**GIVEN EXERCISE**
Every entry needs to be reproduced exactly.

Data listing
====================

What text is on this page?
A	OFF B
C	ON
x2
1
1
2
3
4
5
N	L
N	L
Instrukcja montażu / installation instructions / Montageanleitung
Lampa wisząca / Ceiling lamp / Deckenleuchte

====================

**TASK RESPONSE**
What text is on this page?
A	OFF B
C	ON
x2
1
1
2
3
4
5
N	L
N	L
Instrukcja montażu / installation instructions / Montageanleitung
Lampa wisząca / Ceiling lamp / Deckenleuchte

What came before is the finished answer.